DATASET ENTRIES:
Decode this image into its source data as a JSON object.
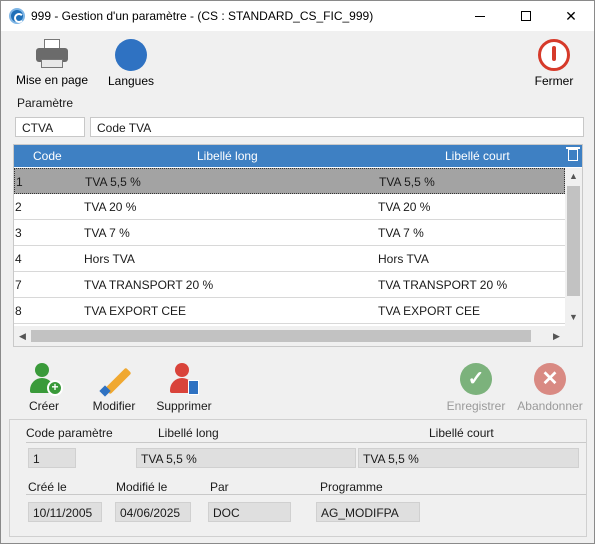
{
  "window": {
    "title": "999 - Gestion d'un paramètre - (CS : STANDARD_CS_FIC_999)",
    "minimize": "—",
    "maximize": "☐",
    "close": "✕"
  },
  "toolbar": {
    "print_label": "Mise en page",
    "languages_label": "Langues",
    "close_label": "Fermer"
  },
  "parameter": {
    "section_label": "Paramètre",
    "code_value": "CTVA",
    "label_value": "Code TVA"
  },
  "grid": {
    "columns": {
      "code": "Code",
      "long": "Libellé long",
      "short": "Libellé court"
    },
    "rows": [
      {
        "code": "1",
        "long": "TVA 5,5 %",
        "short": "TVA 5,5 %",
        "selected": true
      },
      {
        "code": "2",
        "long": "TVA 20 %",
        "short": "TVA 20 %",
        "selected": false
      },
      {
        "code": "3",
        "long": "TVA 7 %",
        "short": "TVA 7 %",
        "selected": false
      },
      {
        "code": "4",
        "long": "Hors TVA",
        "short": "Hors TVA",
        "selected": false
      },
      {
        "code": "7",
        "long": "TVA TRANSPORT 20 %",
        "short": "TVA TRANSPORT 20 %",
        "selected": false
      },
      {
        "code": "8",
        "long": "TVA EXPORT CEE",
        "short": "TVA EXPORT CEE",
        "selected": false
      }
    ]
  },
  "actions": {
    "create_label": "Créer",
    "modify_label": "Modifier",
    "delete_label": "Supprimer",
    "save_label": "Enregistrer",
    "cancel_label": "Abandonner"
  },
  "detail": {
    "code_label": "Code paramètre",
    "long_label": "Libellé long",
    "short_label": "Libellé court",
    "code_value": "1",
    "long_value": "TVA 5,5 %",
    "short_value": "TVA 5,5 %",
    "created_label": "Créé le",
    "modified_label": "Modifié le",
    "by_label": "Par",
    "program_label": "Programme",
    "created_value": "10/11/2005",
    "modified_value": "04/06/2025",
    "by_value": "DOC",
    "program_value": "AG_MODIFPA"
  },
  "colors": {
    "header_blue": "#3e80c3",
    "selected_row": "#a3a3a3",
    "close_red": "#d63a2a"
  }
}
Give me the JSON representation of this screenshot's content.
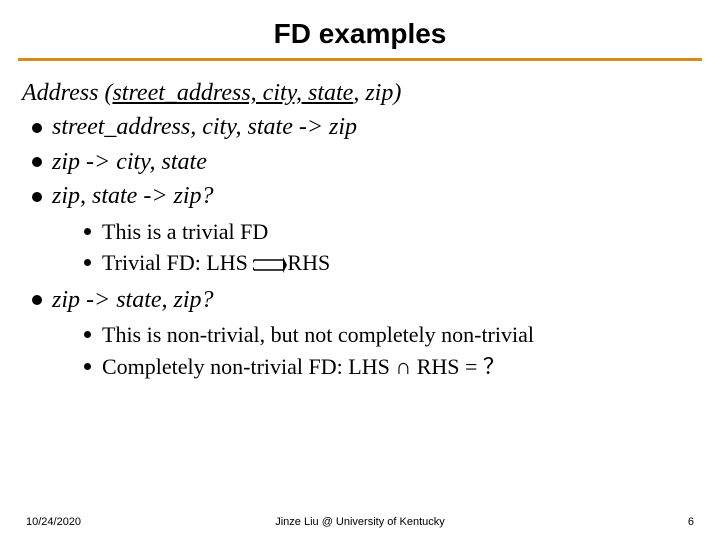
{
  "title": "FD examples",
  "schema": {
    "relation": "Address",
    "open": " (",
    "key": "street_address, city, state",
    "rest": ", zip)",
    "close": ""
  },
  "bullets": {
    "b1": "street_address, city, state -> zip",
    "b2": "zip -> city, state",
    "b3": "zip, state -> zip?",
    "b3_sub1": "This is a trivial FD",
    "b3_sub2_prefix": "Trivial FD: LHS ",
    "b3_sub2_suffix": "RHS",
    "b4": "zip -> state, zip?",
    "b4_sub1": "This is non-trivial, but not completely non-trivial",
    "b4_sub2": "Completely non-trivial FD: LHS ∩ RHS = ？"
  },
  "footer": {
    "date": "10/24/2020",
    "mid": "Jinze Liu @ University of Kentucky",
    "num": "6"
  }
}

TASK TO COMPLETE: Copy all lines from the listing that contain "JSON".

EXERCISE RESULT:
Decode this image into its source data as a JSON object.
Give me the JSON representation of this screenshot's content.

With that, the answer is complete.